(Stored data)
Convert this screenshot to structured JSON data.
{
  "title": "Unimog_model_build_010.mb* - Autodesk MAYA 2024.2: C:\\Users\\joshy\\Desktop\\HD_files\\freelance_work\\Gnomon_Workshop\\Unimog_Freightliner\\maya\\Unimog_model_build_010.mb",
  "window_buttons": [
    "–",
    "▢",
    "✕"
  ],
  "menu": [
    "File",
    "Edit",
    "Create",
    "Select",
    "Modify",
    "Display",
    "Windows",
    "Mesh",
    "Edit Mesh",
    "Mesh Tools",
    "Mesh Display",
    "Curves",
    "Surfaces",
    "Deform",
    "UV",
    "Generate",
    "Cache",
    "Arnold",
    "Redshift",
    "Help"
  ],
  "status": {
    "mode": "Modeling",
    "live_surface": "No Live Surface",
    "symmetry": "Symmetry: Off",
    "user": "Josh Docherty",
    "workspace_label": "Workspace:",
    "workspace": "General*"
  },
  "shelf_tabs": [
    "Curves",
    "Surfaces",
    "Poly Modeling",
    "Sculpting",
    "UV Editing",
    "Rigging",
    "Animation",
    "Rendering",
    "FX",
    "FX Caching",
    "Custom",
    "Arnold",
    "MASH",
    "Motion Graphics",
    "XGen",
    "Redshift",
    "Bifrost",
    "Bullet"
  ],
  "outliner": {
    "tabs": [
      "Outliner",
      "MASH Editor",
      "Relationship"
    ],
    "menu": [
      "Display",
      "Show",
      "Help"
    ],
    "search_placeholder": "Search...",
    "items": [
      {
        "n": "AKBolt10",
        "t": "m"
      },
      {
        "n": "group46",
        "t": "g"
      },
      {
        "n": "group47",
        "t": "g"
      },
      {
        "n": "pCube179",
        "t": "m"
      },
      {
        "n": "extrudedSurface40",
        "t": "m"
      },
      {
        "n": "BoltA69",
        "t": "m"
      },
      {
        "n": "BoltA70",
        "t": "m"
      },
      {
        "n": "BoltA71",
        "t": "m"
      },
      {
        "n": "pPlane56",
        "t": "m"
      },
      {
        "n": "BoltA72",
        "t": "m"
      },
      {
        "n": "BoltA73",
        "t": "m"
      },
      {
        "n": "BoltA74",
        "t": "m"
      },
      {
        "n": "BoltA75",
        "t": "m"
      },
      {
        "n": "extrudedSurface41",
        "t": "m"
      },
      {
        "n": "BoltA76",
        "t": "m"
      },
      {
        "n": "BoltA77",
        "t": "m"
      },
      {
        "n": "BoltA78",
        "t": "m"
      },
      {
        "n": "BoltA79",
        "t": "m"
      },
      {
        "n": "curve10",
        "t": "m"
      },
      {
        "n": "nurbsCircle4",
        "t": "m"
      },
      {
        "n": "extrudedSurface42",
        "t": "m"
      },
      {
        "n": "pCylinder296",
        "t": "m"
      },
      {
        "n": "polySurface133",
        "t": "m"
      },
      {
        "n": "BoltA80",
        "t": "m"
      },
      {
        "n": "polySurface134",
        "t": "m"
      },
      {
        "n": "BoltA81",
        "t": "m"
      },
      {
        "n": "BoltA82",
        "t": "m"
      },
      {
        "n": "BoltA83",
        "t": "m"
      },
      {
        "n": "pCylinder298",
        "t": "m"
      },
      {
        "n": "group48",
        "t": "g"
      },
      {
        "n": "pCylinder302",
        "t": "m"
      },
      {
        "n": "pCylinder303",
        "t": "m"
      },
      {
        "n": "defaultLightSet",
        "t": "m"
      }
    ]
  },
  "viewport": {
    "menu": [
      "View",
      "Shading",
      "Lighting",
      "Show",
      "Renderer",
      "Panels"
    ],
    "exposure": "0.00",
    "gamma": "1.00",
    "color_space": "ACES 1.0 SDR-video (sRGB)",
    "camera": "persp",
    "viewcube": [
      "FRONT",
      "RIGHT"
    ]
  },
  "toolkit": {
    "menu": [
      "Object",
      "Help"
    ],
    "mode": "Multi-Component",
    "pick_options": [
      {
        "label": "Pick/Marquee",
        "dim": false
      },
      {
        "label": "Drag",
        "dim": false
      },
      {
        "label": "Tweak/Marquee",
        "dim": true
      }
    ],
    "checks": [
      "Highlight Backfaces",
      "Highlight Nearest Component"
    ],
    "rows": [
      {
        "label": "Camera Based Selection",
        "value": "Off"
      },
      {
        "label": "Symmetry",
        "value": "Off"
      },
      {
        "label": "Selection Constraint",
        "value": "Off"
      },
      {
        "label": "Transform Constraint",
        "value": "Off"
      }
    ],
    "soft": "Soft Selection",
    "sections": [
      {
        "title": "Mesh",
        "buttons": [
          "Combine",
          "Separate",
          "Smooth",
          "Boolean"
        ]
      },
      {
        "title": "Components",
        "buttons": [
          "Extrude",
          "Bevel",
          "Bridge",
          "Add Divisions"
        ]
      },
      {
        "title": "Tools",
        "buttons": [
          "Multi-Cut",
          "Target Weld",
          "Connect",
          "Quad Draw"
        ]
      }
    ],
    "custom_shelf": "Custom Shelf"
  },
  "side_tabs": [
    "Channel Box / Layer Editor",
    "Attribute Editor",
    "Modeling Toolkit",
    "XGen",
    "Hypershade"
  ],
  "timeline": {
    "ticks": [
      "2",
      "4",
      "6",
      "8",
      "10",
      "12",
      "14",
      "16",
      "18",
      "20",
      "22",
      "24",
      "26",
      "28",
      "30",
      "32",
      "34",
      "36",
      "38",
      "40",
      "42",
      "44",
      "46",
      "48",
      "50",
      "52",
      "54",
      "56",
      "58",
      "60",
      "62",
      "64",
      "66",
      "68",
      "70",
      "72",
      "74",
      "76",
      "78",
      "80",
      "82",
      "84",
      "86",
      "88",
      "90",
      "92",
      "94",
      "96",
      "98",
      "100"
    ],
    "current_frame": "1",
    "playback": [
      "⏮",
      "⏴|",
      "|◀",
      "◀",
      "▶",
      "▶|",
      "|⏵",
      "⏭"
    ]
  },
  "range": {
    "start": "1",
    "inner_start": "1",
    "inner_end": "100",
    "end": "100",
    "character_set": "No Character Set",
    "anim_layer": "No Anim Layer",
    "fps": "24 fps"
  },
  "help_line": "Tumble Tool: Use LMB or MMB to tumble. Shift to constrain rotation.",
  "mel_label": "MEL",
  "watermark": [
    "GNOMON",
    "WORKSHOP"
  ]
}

◆ Task instructions ◆
Gather up every line in the data above that contains the word "Highlight", copying each one.

◆ Exercise response ◆
      "Highlight Backfaces",
      "Highlight Nearest Component"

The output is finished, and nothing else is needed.